(Items from a data source)
BEGIN

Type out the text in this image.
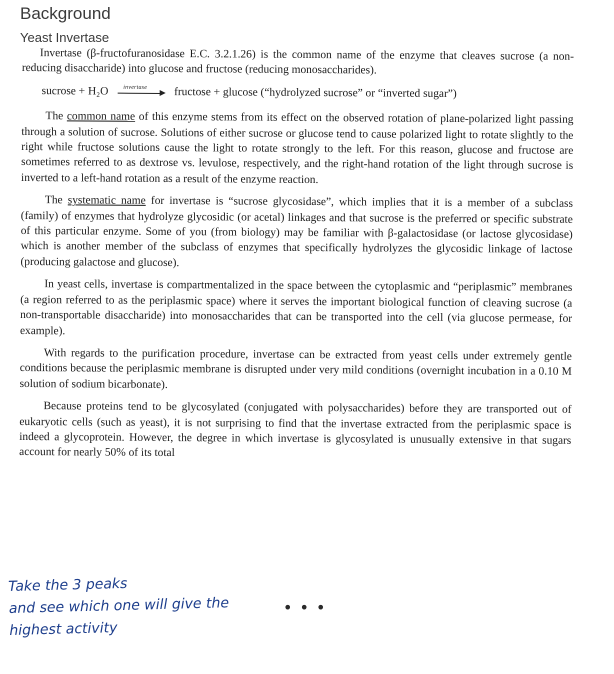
Background
Yeast Invertase

Invertase (β-fructofuranosidase E.C. 3.2.1.26) is the common name of the enzyme that cleaves sucrose (a non-reducing disaccharide) into glucose and fructose (reducing monosaccharides).

sucrose + H₂O invertase fructose + glucose (“hydrolyzed sucrose” or “inverted sugar”)

The common name of this enzyme stems from its effect on the observed rotation of plane-polarized light passing through a solution of sucrose. Solutions of either sucrose or glucose tend to cause polarized light to rotate slightly to the right while fructose solutions cause the light to rotate strongly to the left. For this reason, glucose and fructose are sometimes referred to as dextrose vs. levulose, respectively, and the right-hand rotation of the light through sucrose is inverted to a left-hand rotation as a result of the enzyme reaction.

The systematic name for invertase is “sucrose glycosidase”, which implies that it is a member of a subclass (family) of enzymes that hydrolyze glycosidic (or acetal) linkages and that sucrose is the preferred or specific substrate of this particular enzyme. Some of you (from biology) may be familiar with β-galactosidase (or lactose glycosidase) which is another member of the subclass of enzymes that specifically hydrolyzes the glycosidic linkage of lactose (producing galactose and glucose).

In yeast cells, invertase is compartmentalized in the space between the cytoplasmic and “periplasmic” membranes (a region referred to as the periplasmic space) where it serves the important biological function of cleaving sucrose (a non-transportable disaccharide) into monosaccharides that can be transported into the cell (via glucose permease, for example).

With regards to the purification procedure, invertase can be extracted from yeast cells under extremely gentle conditions because the periplasmic membrane is disrupted under very mild conditions (overnight incubation in a 0.10 M solution of sodium bicarbonate).

Because proteins tend to be glycosylated (conjugated with polysaccharides) before they are transported out of eukaryotic cells (such as yeast), it is not surprising to find that the invertase extracted from the periplasmic space is indeed a glycoprotein. However, the degree in which invertase is glycosylated is unusually extensive in that sugars account for nearly 50% of its total

Take the 3 peaks
and see which one will give the
highest activity
• • •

END

*EXERCISE DESCRIPTION*: Whenever a line in the records contains the word "name", copy that line.

*SOLUTION FOR THIS PROBLEM*:
Invertase (β-fructofuranosidase E.C. 3.2.1.26) is the common name of the enzyme that cleaves sucrose (a non-reducing disaccharide) into glucose and fructose (reducing monosaccharides).
The common name of this enzyme stems from its effect on the observed rotation of plane-polarized light passing through a solution of sucrose. Solutions of either sucrose or glucose tend to cause polarized light to rotate slightly to the right while fructose solutions cause the light to rotate strongly to the left. For this reason, glucose and fructose are sometimes referred to as dextrose vs. levulose, respectively, and the right-hand rotation of the light through sucrose is inverted to a left-hand rotation as a result of the enzyme reaction.
The systematic name for invertase is “sucrose glycosidase”, which implies that it is a member of a subclass (family) of enzymes that hydrolyze glycosidic (or acetal) linkages and that sucrose is the preferred or specific substrate of this particular enzyme. Some of you (from biology) may be familiar with β-galactosidase (or lactose glycosidase) which is another member of the subclass of enzymes that specifically hydrolyzes the glycosidic linkage of lactose (producing galactose and glucose).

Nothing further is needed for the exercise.